▸ ABOUT THIS EXERCISE: Look through the records and copy each line that has "causes" in it.
==============================
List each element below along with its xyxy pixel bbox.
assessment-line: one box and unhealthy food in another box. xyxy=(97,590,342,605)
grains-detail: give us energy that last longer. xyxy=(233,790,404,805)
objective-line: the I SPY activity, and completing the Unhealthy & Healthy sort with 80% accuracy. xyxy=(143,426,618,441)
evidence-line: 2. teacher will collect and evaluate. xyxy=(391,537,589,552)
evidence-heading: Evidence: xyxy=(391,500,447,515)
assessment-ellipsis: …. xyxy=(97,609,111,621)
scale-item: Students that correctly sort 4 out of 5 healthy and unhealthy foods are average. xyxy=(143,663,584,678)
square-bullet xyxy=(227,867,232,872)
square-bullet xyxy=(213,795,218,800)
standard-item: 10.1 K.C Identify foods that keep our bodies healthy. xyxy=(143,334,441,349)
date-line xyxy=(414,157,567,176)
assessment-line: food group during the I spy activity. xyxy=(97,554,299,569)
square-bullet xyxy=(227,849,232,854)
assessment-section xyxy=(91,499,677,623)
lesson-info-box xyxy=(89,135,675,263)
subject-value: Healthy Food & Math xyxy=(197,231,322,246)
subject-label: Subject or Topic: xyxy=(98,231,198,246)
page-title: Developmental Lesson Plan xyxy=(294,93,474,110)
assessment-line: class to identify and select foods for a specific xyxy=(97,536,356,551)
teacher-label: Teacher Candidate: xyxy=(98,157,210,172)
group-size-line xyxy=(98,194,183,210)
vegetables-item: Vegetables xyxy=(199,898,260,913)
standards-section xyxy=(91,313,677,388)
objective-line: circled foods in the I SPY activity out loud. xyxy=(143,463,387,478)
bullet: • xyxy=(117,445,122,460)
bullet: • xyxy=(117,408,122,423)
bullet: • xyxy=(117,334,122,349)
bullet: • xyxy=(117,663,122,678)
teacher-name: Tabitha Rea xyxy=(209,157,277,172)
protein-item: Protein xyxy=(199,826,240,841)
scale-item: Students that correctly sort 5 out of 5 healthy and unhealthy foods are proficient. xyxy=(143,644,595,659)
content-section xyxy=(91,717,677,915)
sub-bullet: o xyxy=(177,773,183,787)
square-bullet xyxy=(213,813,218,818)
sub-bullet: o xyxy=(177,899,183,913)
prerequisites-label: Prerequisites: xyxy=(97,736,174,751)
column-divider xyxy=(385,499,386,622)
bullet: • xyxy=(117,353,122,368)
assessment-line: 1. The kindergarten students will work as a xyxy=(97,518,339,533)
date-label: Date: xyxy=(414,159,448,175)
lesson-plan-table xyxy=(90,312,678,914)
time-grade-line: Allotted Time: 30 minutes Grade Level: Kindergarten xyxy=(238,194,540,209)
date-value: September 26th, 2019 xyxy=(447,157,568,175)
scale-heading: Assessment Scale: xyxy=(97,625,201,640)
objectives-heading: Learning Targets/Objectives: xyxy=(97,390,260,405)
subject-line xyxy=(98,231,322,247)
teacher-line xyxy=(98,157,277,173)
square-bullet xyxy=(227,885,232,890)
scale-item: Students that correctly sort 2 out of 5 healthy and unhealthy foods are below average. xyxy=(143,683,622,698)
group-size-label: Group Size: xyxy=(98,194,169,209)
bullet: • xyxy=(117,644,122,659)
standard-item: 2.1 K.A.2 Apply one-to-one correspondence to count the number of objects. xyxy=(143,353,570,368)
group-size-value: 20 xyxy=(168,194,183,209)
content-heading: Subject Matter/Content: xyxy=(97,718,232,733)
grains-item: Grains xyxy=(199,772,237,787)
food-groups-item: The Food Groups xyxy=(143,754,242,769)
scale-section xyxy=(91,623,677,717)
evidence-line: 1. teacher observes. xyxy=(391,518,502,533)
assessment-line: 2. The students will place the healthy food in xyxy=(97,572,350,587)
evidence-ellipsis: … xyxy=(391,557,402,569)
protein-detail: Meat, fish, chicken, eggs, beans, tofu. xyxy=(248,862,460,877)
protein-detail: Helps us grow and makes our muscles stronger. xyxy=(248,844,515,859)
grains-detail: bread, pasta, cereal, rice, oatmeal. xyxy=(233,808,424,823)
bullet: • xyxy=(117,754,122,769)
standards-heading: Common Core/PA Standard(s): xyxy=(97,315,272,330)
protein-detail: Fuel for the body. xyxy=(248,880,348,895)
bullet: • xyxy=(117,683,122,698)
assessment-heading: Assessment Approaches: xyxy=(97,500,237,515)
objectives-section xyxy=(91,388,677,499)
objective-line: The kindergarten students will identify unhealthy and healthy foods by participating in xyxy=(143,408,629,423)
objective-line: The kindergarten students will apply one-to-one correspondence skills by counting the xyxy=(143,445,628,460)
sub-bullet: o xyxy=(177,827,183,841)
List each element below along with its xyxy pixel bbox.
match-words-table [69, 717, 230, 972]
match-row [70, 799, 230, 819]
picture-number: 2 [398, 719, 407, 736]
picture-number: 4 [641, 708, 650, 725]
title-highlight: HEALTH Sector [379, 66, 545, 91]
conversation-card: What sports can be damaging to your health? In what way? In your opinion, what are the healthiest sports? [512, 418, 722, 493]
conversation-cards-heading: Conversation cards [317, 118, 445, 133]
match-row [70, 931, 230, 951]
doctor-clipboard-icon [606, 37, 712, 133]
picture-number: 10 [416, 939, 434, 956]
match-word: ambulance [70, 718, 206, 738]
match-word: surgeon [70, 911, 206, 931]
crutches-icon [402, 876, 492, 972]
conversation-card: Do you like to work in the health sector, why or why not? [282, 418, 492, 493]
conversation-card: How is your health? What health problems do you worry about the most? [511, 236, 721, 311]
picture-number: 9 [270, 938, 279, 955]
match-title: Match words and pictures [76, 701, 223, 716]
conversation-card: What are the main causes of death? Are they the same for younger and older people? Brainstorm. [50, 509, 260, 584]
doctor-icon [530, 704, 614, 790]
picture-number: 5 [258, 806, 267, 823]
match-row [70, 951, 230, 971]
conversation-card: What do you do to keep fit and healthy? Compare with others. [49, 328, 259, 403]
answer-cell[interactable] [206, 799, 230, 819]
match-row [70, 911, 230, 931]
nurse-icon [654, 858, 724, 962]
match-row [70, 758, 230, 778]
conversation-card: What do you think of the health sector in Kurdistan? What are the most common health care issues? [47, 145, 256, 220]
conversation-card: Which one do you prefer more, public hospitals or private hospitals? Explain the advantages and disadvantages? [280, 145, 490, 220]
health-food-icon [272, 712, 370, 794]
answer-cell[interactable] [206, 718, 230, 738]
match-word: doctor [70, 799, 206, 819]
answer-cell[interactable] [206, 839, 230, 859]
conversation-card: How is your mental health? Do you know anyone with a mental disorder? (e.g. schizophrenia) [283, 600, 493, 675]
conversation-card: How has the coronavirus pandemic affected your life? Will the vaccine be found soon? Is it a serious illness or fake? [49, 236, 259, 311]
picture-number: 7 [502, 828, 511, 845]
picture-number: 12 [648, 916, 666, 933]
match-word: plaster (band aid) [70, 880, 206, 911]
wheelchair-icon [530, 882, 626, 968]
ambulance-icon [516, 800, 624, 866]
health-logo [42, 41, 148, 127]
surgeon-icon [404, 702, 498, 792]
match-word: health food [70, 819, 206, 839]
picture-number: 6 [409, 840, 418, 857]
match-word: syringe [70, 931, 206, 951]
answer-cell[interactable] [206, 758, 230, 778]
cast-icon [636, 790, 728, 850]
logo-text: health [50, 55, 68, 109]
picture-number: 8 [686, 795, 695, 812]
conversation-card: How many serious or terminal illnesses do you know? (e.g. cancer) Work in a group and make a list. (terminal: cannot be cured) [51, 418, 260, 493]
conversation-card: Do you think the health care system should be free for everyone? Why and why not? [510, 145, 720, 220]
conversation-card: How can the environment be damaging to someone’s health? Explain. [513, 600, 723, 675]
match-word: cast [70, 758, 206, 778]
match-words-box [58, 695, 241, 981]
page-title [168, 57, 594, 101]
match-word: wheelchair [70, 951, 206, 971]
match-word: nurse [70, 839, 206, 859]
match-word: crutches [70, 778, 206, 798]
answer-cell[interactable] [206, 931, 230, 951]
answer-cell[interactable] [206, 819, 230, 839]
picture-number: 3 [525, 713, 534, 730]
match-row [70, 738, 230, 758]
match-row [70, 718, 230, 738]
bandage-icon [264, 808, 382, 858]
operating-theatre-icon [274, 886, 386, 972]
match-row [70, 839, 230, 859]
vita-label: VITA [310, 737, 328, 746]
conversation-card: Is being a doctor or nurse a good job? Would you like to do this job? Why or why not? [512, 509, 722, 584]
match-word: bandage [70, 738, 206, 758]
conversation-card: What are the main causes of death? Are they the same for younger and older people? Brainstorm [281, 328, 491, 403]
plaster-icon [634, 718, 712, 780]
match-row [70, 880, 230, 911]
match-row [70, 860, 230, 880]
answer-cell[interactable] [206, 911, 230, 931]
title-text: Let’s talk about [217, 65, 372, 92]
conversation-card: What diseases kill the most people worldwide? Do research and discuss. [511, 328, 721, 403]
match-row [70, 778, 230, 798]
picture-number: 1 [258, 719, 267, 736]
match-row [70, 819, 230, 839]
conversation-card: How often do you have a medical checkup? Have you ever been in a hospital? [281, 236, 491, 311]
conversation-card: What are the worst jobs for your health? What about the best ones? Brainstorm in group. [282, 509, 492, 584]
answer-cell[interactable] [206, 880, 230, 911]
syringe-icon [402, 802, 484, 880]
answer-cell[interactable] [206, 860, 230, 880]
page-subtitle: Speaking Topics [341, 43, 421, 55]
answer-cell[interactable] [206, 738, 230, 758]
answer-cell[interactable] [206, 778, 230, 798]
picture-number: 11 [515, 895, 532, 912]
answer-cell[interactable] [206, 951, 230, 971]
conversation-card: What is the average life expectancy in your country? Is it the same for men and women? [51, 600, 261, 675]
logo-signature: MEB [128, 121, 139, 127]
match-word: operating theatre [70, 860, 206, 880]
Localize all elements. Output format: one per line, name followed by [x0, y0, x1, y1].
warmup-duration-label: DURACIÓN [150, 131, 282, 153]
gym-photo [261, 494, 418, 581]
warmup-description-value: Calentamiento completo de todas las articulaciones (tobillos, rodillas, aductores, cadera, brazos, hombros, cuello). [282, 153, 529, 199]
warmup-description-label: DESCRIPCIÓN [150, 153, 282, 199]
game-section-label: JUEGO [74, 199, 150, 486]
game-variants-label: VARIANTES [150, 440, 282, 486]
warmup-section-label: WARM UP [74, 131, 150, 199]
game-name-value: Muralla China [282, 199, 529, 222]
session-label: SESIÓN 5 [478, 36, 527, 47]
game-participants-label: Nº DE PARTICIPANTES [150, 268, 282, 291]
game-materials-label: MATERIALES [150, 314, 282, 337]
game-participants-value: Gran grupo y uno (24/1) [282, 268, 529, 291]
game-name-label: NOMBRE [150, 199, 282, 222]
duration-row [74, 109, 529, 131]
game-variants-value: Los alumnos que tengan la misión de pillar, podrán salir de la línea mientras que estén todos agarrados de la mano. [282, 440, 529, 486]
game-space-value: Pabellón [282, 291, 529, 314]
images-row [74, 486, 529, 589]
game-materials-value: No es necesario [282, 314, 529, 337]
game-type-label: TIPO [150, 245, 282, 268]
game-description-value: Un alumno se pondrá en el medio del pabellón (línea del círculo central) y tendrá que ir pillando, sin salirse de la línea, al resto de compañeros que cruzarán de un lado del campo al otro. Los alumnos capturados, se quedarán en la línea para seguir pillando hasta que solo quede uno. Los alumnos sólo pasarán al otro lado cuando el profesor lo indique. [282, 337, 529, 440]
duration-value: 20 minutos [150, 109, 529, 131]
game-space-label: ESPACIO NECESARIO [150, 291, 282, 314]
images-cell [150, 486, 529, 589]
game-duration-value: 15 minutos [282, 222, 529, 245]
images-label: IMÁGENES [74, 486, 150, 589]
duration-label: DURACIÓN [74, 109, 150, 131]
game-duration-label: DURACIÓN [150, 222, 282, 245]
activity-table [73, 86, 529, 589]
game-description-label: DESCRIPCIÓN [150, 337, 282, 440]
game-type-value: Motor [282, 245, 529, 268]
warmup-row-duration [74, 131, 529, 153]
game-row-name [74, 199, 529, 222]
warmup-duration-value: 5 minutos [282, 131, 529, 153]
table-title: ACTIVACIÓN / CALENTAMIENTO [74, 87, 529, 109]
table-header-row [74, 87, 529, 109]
==============================
▸ REPLY:
conversation-card: What are the main causes of death? Are they the same for younger and older people? Brainstorm. [50, 509, 260, 584]
conversation-card: What are the main causes of death? Are they the same for younger and older people? Brainstorm [281, 328, 491, 403]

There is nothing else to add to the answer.